▸ **PROVIDED INFORMATION**
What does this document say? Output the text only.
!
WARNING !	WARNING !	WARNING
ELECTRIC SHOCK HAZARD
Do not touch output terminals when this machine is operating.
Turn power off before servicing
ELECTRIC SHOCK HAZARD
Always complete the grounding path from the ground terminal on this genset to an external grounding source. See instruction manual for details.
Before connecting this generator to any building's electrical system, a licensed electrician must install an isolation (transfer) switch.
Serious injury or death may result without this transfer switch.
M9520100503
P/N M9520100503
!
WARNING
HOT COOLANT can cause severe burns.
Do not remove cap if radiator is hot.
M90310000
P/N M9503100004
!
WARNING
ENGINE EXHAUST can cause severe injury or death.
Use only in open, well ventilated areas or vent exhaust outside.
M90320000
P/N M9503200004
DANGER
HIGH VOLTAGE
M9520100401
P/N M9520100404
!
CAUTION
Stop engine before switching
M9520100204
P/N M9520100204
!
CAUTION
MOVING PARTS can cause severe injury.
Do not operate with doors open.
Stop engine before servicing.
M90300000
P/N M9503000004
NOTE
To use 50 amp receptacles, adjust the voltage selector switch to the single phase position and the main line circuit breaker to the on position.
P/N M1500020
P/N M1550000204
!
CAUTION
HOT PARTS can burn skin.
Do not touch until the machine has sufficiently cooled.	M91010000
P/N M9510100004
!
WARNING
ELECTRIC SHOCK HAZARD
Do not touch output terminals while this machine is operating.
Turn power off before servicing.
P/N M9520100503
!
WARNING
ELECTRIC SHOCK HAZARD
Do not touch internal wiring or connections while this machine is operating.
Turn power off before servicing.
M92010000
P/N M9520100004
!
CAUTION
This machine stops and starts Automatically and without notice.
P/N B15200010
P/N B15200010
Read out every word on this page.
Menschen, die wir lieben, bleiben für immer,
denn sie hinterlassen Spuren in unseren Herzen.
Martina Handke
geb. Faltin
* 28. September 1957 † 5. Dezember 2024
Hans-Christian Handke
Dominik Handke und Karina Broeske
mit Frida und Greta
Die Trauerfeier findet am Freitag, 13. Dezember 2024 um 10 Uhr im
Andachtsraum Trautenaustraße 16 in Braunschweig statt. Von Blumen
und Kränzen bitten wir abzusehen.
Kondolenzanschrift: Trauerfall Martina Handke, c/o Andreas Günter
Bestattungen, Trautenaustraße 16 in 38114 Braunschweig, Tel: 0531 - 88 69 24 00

▸ **TASK**
Above are the records. Identify each line that contains the word "Braunschweig".

▸ **WRITTEN ANSWER**
Andachtsraum Trautenaustraße 16 in Braunschweig statt. Von Blumen
Bestattungen, Trautenaustraße 16 in 38114 Braunschweig, Tel: 0531 - 88 69 24 00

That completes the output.